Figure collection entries
** start **

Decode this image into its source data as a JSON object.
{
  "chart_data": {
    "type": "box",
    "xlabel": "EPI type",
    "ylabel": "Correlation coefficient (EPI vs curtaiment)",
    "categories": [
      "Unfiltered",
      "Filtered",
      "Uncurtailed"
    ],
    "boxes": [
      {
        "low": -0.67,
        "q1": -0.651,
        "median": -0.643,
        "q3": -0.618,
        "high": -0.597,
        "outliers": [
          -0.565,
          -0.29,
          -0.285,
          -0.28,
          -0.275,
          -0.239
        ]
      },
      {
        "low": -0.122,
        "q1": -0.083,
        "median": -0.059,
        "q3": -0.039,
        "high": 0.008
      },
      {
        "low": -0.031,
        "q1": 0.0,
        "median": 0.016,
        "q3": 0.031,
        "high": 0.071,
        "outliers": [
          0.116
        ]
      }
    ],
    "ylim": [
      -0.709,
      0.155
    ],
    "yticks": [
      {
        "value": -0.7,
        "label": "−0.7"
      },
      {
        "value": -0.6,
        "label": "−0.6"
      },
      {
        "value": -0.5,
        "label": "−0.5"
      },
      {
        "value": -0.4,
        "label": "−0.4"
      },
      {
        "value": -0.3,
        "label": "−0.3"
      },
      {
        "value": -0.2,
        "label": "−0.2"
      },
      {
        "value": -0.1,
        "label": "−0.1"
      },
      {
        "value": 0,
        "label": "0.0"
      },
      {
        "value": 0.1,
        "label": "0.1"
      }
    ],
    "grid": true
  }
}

** end **

Tally every line of the listing that holds the string "median", then give the number by itself.

» **Response for this exercise**:
3